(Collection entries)

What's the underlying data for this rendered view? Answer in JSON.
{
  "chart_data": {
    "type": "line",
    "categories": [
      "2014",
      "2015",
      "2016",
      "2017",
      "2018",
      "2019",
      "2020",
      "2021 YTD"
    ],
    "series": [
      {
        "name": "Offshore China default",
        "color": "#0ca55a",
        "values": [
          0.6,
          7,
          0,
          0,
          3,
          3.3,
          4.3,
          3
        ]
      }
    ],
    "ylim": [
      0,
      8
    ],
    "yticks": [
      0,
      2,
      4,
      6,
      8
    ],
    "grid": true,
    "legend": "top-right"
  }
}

(GIVEN INSTRUCTION): Copy out the full listing exactly.

(WORKED SOLUTION):
What's the underlying data for this rendered view? Answer in JSON.
{
  "chart_data": {
    "type": "line",
    "categories": [
      "2014",
      "2015",
      "2016",
      "2017",
      "2018",
      "2019",
      "2020",
      "2021 YTD"
    ],
    "series": [
      {
        "name": "Offshore China default",
        "color": "#0ca55a",
        "values": [
          0.6,
          7,
          0,
          0,
          3,
          3.3,
          4.3,
          3
        ]
      }
    ],
    "ylim": [
      0,
      8
    ],
    "yticks": [
      0,
      2,
      4,
      6,
      8
    ],
    "grid": true,
    "legend": "top-right"
  }
}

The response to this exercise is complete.